Task: Write down each entry again, exactly as it reads.

====================

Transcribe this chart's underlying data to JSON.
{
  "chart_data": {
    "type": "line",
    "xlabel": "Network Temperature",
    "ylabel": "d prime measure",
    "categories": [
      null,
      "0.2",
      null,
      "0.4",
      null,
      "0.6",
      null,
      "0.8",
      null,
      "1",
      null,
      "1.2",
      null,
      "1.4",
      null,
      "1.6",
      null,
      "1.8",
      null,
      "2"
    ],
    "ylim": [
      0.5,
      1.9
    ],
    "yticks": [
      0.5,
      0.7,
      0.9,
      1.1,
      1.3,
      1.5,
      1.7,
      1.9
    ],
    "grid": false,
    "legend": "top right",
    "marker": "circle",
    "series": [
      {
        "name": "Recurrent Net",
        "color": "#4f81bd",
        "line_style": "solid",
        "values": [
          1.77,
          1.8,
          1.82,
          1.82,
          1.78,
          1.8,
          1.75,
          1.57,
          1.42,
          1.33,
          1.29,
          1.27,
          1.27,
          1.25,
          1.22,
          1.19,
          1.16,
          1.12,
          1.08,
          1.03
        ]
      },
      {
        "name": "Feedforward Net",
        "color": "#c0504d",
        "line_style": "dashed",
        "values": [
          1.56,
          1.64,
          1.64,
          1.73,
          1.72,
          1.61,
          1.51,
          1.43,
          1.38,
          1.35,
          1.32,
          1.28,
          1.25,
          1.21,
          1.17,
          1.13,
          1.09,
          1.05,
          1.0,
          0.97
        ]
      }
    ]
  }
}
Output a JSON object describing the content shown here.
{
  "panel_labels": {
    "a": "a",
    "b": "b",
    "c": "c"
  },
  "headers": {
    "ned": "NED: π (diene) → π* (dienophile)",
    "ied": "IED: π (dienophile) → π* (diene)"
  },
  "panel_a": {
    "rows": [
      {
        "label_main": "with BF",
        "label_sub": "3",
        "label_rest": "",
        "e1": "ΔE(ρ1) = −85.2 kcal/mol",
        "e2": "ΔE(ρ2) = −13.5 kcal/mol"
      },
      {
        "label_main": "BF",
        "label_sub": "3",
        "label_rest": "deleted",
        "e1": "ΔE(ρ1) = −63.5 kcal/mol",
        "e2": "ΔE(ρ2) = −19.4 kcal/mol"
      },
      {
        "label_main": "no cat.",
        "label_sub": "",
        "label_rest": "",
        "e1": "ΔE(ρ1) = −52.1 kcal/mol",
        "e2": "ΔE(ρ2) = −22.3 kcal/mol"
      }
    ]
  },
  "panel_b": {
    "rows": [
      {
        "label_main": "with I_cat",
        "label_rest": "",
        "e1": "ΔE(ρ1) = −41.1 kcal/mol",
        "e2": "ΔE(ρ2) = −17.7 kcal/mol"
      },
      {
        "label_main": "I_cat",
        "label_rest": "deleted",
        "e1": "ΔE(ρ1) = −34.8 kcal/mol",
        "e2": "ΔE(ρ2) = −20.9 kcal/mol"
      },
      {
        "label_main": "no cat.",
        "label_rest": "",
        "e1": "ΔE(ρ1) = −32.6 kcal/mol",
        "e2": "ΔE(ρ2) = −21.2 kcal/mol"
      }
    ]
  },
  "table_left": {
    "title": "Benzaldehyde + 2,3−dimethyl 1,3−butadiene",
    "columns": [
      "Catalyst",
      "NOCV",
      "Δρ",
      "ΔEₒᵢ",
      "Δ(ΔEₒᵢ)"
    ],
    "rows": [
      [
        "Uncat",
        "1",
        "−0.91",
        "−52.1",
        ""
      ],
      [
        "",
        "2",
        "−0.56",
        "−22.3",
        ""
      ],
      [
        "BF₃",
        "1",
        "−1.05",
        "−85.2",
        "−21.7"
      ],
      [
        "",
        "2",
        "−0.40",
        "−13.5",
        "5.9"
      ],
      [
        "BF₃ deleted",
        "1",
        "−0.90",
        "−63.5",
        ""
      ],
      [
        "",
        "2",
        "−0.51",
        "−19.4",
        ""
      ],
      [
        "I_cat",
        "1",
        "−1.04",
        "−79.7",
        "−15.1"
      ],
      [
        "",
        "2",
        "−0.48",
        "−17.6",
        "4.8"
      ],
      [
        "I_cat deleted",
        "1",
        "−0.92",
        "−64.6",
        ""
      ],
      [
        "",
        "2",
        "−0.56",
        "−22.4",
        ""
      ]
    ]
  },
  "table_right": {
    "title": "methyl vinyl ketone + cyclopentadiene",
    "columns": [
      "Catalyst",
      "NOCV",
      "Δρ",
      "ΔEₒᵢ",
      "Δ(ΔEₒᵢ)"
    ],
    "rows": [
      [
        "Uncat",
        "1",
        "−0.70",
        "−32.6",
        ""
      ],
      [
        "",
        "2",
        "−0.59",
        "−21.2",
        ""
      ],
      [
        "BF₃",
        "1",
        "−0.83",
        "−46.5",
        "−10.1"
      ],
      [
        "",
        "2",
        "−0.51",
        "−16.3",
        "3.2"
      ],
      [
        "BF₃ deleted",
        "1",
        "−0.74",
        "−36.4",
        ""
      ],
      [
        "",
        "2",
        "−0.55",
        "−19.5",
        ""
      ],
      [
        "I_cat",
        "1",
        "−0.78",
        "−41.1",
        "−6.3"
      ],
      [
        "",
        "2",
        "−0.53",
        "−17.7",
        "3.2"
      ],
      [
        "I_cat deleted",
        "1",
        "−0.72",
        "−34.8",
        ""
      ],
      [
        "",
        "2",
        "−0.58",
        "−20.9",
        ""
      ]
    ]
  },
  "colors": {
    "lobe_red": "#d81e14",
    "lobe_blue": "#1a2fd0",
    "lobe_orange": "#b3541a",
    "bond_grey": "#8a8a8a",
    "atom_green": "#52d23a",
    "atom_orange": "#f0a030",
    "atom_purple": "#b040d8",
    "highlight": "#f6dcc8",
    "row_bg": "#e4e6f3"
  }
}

====================

Full answer:
Transcribe this chart's underlying data to JSON.
{
  "chart_data": {
    "type": "line",
    "xlabel": "Network Temperature",
    "ylabel": "d prime measure",
    "categories": [
      null,
      "0.2",
      null,
      "0.4",
      null,
      "0.6",
      null,
      "0.8",
      null,
      "1",
      null,
      "1.2",
      null,
      "1.4",
      null,
      "1.6",
      null,
      "1.8",
      null,
      "2"
    ],
    "ylim": [
      0.5,
      1.9
    ],
    "yticks": [
      0.5,
      0.7,
      0.9,
      1.1,
      1.3,
      1.5,
      1.7,
      1.9
    ],
    "grid": false,
    "legend": "top right",
    "marker": "circle",
    "series": [
      {
        "name": "Recurrent Net",
        "color": "#4f81bd",
        "line_style": "solid",
        "values": [
          1.77,
          1.8,
          1.82,
          1.82,
          1.78,
          1.8,
          1.75,
          1.57,
          1.42,
          1.33,
          1.29,
          1.27,
          1.27,
          1.25,
          1.22,
          1.19,
          1.16,
          1.12,
          1.08,
          1.03
        ]
      },
      {
        "name": "Feedforward Net",
        "color": "#c0504d",
        "line_style": "dashed",
        "values": [
          1.56,
          1.64,
          1.64,
          1.73,
          1.72,
          1.61,
          1.51,
          1.43,
          1.38,
          1.35,
          1.32,
          1.28,
          1.25,
          1.21,
          1.17,
          1.13,
          1.09,
          1.05,
          1.0,
          0.97
        ]
      }
    ]
  }
}
Output a JSON object describing the content shown here.
{
  "panel_labels": {
    "a": "a",
    "b": "b",
    "c": "c"
  },
  "headers": {
    "ned": "NED: π (diene) → π* (dienophile)",
    "ied": "IED: π (dienophile) → π* (diene)"
  },
  "panel_a": {
    "rows": [
      {
        "label_main": "with BF",
        "label_sub": "3",
        "label_rest": "",
        "e1": "ΔE(ρ1) = −85.2 kcal/mol",
        "e2": "ΔE(ρ2) = −13.5 kcal/mol"
      },
      {
        "label_main": "BF",
        "label_sub": "3",
        "label_rest": "deleted",
        "e1": "ΔE(ρ1) = −63.5 kcal/mol",
        "e2": "ΔE(ρ2) = −19.4 kcal/mol"
      },
      {
        "label_main": "no cat.",
        "label_sub": "",
        "label_rest": "",
        "e1": "ΔE(ρ1) = −52.1 kcal/mol",
        "e2": "ΔE(ρ2) = −22.3 kcal/mol"
      }
    ]
  },
  "panel_b": {
    "rows": [
      {
        "label_main": "with I_cat",
        "label_rest": "",
        "e1": "ΔE(ρ1) = −41.1 kcal/mol",
        "e2": "ΔE(ρ2) = −17.7 kcal/mol"
      },
      {
        "label_main": "I_cat",
        "label_rest": "deleted",
        "e1": "ΔE(ρ1) = −34.8 kcal/mol",
        "e2": "ΔE(ρ2) = −20.9 kcal/mol"
      },
      {
        "label_main": "no cat.",
        "label_rest": "",
        "e1": "ΔE(ρ1) = −32.6 kcal/mol",
        "e2": "ΔE(ρ2) = −21.2 kcal/mol"
      }
    ]
  },
  "table_left": {
    "title": "Benzaldehyde + 2,3−dimethyl 1,3−butadiene",
    "columns": [
      "Catalyst",
      "NOCV",
      "Δρ",
      "ΔEₒᵢ",
      "Δ(ΔEₒᵢ)"
    ],
    "rows": [
      [
        "Uncat",
        "1",
        "−0.91",
        "−52.1",
        ""
      ],
      [
        "",
        "2",
        "−0.56",
        "−22.3",
        ""
      ],
      [
        "BF₃",
        "1",
        "−1.05",
        "−85.2",
        "−21.7"
      ],
      [
        "",
        "2",
        "−0.40",
        "−13.5",
        "5.9"
      ],
      [
        "BF₃ deleted",
        "1",
        "−0.90",
        "−63.5",
        ""
      ],
      [
        "",
        "2",
        "−0.51",
        "−19.4",
        ""
      ],
      [
        "I_cat",
        "1",
        "−1.04",
        "−79.7",
        "−15.1"
      ],
      [
        "",
        "2",
        "−0.48",
        "−17.6",
        "4.8"
      ],
      [
        "I_cat deleted",
        "1",
        "−0.92",
        "−64.6",
        ""
      ],
      [
        "",
        "2",
        "−0.56",
        "−22.4",
        ""
      ]
    ]
  },
  "table_right": {
    "title": "methyl vinyl ketone + cyclopentadiene",
    "columns": [
      "Catalyst",
      "NOCV",
      "Δρ",
      "ΔEₒᵢ",
      "Δ(ΔEₒᵢ)"
    ],
    "rows": [
      [
        "Uncat",
        "1",
        "−0.70",
        "−32.6",
        ""
      ],
      [
        "",
        "2",
        "−0.59",
        "−21.2",
        ""
      ],
      [
        "BF₃",
        "1",
        "−0.83",
        "−46.5",
        "−10.1"
      ],
      [
        "",
        "2",
        "−0.51",
        "−16.3",
        "3.2"
      ],
      [
        "BF₃ deleted",
        "1",
        "−0.74",
        "−36.4",
        ""
      ],
      [
        "",
        "2",
        "−0.55",
        "−19.5",
        ""
      ],
      [
        "I_cat",
        "1",
        "−0.78",
        "−41.1",
        "−6.3"
      ],
      [
        "",
        "2",
        "−0.53",
        "−17.7",
        "3.2"
      ],
      [
        "I_cat deleted",
        "1",
        "−0.72",
        "−34.8",
        ""
      ],
      [
        "",
        "2",
        "−0.58",
        "−20.9",
        ""
      ]
    ]
  },
  "colors": {
    "lobe_red": "#d81e14",
    "lobe_blue": "#1a2fd0",
    "lobe_orange": "#b3541a",
    "bond_grey": "#8a8a8a",
    "atom_green": "#52d23a",
    "atom_orange": "#f0a030",
    "atom_purple": "#b040d8",
    "highlight": "#f6dcc8",
    "row_bg": "#e4e6f3"
  }
}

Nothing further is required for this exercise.